**To be done**
Work out how many lines in the listing below include the word "JSON"; answer with the number alone.
--- START OF Available data ---
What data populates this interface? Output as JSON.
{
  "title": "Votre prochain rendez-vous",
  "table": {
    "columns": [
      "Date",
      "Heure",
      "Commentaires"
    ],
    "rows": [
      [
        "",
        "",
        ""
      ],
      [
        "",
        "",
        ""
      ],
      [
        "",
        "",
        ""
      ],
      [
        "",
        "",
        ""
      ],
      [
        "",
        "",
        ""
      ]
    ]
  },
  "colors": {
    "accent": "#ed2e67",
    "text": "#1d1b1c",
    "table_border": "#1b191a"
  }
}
--- END OF Available data ---
--- START OF Available data ---
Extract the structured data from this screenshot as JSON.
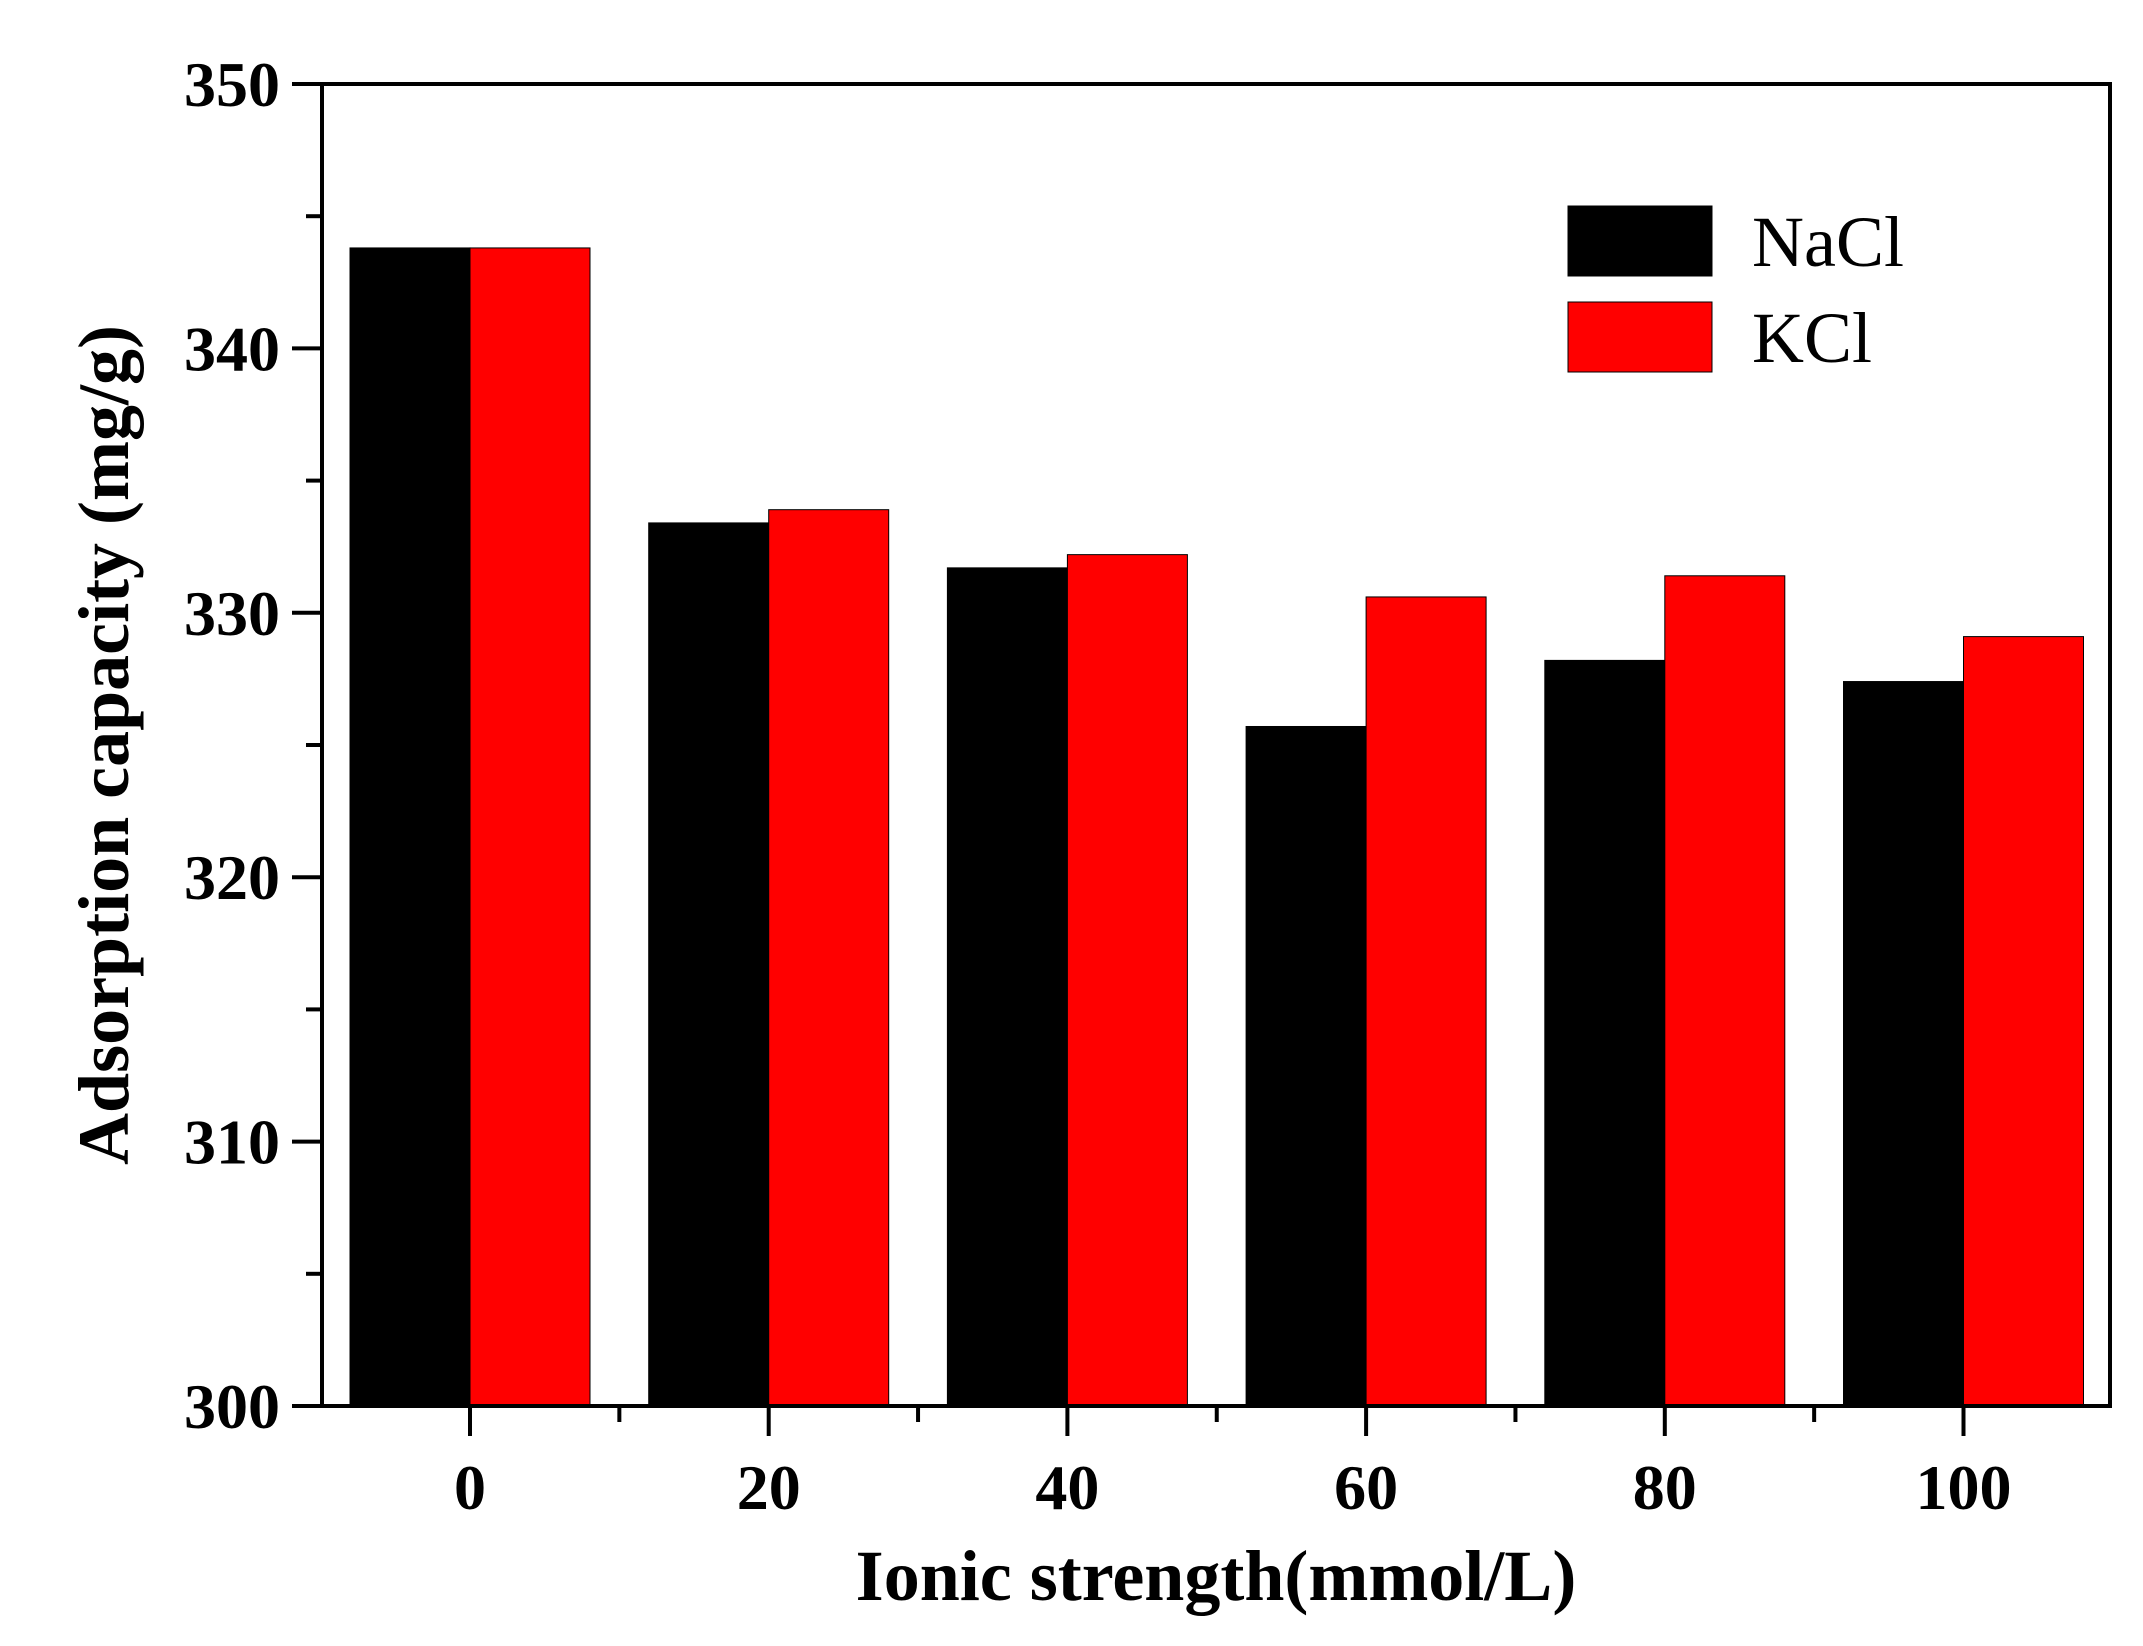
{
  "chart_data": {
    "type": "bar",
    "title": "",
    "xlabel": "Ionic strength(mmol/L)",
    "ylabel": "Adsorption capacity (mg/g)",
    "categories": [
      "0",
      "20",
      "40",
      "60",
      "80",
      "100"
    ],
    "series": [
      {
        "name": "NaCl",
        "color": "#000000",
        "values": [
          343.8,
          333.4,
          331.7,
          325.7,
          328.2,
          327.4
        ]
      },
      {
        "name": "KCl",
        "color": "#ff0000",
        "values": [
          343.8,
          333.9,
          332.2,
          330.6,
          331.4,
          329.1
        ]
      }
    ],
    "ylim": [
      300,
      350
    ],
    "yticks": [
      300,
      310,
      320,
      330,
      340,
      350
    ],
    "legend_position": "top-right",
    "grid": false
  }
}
--- END OF Available data ---
**Result for this task**
2